WHAT THE TASK REQUIRES: Work out how many lines of the material below mention the word "each"; reply with the number only.
....................
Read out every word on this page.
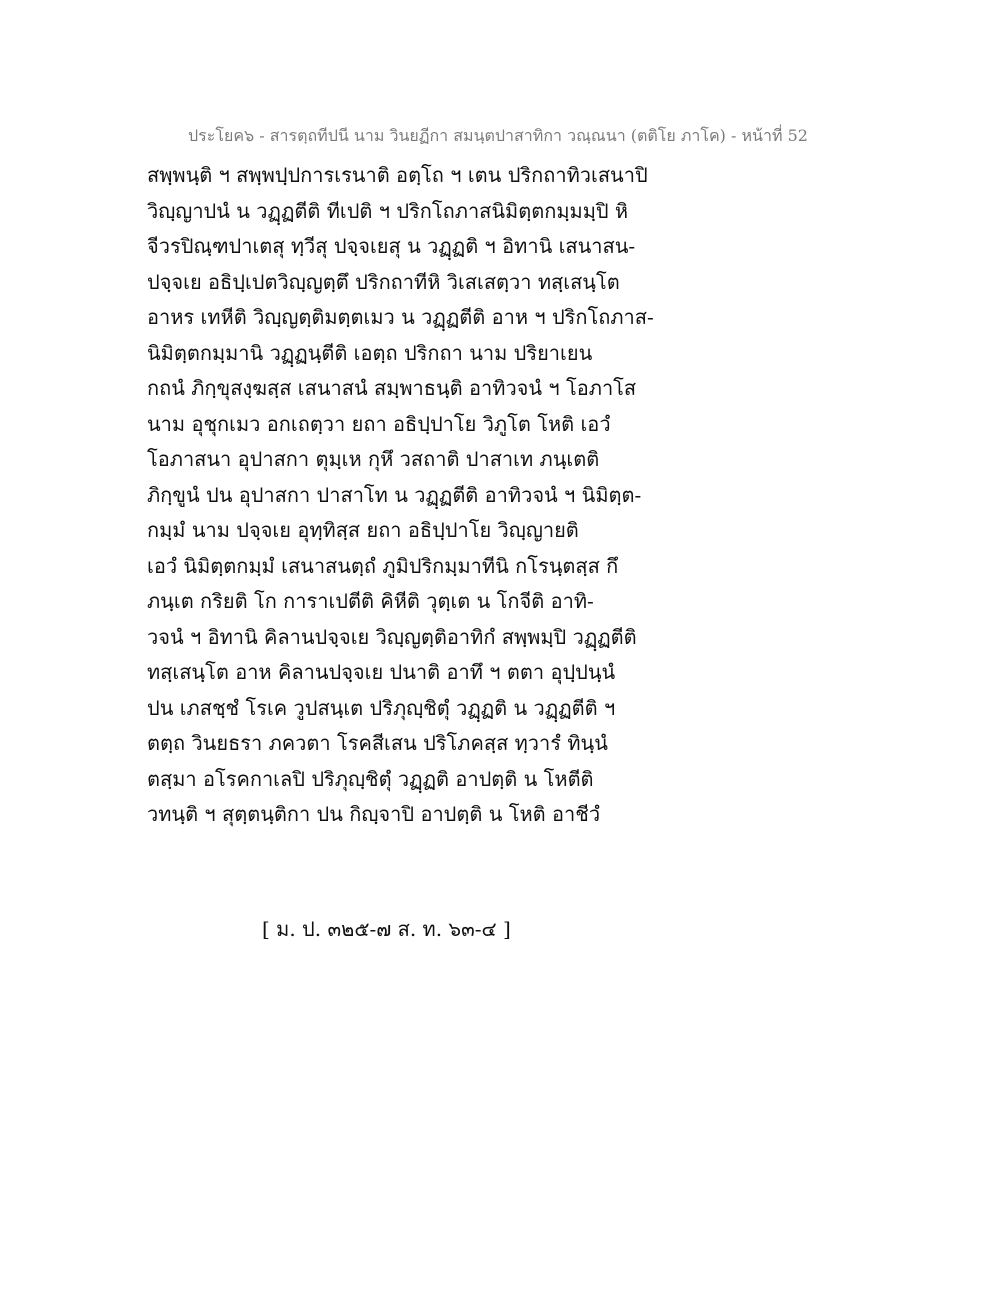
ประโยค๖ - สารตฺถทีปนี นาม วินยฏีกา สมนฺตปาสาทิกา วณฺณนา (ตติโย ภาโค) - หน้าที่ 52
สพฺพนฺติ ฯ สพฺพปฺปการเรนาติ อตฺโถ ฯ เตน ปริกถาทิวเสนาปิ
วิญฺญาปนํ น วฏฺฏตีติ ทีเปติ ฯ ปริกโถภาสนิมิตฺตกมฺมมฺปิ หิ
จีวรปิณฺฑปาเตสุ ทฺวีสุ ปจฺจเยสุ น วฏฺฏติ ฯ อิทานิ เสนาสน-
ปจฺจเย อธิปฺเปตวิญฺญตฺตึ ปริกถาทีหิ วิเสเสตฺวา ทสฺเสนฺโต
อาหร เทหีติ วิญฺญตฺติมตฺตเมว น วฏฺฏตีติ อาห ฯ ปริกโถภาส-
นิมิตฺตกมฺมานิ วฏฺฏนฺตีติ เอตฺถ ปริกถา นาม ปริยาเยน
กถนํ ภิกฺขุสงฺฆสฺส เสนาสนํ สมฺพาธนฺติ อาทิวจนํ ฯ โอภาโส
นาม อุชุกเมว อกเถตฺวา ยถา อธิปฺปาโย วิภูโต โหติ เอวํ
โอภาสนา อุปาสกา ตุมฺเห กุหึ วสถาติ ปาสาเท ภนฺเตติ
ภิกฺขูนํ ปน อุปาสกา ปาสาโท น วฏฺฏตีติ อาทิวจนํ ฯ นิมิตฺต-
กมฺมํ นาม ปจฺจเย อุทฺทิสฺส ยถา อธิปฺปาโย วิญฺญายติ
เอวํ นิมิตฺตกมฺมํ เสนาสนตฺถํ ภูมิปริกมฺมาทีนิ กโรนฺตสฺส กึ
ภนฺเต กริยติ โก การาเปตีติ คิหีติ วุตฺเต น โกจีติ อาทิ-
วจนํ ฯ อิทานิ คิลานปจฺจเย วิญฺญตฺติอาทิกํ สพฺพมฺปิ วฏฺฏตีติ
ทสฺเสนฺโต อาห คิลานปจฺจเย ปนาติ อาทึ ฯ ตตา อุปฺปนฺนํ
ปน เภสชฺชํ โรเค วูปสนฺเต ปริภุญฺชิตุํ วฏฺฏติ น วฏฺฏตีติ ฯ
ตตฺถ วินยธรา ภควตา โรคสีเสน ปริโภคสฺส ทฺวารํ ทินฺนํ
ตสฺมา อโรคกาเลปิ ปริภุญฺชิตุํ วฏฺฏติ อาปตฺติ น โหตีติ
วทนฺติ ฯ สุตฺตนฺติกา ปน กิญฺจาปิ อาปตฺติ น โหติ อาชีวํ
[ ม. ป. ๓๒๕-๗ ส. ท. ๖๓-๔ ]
....................
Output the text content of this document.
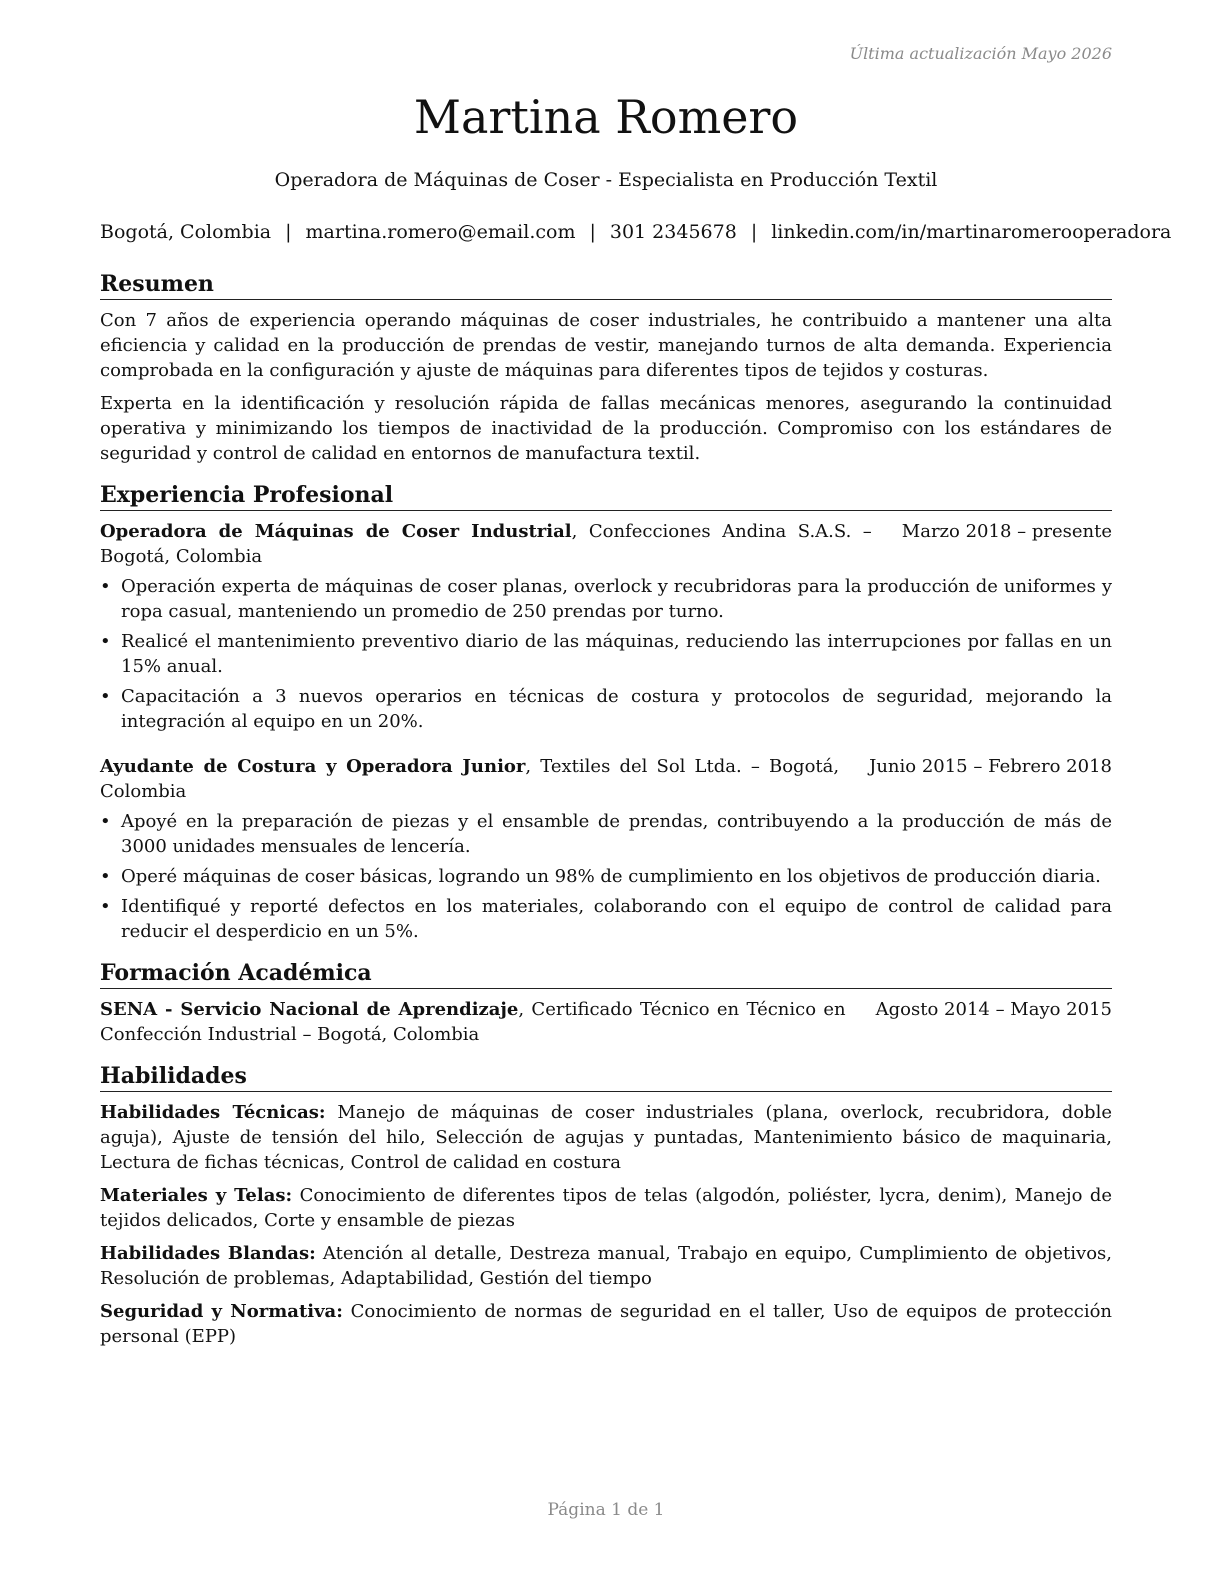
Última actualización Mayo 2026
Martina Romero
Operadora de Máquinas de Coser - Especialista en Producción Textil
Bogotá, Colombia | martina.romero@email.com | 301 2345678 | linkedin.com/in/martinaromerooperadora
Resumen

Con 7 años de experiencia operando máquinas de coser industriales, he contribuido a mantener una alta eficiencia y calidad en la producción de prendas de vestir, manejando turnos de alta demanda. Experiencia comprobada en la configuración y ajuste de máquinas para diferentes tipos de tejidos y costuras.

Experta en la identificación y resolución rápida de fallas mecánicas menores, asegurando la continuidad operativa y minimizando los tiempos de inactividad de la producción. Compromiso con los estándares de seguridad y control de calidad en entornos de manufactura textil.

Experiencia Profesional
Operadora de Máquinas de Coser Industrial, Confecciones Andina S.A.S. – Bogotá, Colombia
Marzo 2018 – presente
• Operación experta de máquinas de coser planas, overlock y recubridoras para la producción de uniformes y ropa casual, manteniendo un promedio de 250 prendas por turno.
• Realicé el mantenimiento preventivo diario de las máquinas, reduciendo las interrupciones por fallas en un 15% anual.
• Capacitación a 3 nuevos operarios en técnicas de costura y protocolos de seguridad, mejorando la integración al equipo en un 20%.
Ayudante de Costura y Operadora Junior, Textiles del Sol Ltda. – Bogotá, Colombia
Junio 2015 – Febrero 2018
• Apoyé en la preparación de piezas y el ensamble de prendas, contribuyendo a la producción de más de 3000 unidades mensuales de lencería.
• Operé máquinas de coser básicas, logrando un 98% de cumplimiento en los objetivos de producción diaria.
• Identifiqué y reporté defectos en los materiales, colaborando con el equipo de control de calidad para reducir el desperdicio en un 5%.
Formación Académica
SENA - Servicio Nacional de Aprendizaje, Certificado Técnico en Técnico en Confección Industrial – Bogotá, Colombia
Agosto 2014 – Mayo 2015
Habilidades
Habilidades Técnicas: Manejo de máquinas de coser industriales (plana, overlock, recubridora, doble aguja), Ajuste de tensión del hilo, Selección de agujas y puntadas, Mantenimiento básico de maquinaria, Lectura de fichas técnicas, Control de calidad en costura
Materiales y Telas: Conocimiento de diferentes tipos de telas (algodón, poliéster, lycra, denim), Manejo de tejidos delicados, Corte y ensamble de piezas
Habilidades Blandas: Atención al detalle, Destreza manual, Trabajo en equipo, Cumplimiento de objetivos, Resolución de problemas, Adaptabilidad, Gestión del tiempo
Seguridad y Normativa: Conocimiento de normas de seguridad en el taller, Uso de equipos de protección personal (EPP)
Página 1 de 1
....................
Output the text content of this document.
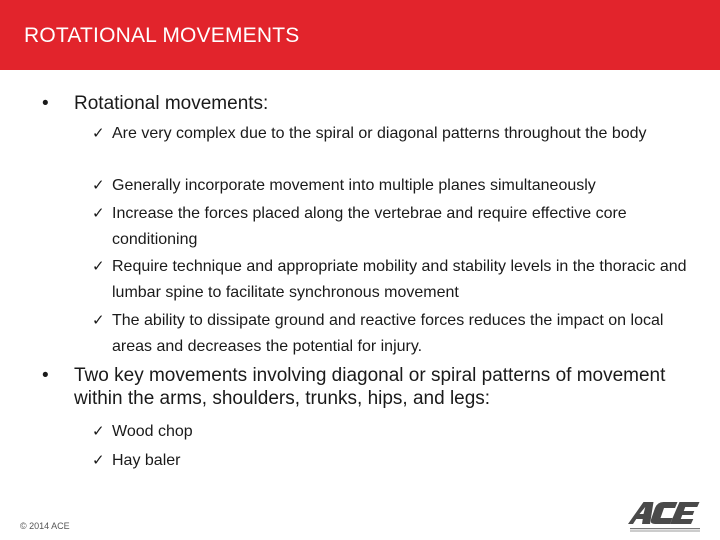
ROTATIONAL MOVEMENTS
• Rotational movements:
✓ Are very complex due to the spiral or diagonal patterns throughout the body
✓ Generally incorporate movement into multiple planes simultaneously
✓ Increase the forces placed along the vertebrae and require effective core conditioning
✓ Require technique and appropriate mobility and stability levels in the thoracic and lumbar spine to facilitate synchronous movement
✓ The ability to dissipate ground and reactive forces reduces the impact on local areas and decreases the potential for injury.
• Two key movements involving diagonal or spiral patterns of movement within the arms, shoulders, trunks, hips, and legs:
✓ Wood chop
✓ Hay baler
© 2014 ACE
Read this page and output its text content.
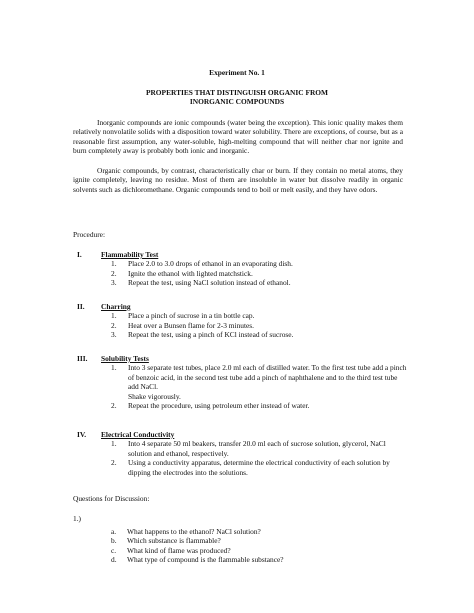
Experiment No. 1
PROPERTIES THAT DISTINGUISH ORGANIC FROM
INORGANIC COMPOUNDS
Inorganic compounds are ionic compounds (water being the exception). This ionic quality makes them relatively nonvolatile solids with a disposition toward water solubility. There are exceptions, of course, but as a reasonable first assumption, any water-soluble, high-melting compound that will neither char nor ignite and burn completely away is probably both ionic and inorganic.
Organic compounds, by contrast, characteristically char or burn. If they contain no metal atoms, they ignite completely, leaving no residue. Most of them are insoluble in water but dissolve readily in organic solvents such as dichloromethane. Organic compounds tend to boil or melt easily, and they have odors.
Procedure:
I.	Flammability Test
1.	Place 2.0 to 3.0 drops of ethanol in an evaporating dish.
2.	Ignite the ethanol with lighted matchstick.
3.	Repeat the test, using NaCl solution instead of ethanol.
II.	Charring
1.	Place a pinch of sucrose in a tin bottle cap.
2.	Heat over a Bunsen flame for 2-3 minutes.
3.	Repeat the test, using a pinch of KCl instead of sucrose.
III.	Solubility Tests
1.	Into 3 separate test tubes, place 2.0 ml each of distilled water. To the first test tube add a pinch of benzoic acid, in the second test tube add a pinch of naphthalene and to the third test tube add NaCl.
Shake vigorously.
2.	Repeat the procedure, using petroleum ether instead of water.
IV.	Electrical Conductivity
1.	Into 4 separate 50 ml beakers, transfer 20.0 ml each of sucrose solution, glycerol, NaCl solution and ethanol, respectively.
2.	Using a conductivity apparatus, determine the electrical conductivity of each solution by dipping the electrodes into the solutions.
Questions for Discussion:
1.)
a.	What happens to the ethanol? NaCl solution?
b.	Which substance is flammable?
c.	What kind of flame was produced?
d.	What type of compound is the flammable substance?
....................
ANSWER TO THE PROBLEM: 3